AIM OF THE EXERCISE – Keep only the lines that hold the string "document", filtering out the rest of the entries below.

Stored records
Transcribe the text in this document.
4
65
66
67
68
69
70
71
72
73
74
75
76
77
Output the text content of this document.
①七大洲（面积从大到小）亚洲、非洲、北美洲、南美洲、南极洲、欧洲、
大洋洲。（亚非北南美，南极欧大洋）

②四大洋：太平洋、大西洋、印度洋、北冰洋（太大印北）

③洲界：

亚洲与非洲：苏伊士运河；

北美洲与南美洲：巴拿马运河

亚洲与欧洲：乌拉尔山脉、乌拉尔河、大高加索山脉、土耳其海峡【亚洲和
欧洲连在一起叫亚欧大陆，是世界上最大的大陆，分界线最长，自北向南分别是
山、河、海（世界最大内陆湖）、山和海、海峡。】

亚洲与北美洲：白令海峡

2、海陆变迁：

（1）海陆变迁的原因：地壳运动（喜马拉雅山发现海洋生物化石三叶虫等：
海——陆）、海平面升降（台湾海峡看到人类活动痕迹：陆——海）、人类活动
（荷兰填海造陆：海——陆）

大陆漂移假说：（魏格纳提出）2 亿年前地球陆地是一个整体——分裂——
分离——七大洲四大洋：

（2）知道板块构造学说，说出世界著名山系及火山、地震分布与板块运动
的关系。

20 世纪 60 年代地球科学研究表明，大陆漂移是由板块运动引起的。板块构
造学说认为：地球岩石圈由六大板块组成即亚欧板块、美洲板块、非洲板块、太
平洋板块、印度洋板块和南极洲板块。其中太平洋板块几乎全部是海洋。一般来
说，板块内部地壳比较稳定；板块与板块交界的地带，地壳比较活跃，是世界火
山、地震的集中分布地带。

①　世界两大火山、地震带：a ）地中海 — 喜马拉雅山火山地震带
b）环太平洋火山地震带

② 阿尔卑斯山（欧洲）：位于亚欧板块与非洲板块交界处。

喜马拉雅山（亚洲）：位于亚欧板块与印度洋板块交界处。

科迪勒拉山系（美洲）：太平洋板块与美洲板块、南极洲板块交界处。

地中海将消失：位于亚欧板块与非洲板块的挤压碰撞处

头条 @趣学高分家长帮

EXERCISE RESULT –
Transcribe the text in this document.
Output the text content of this document.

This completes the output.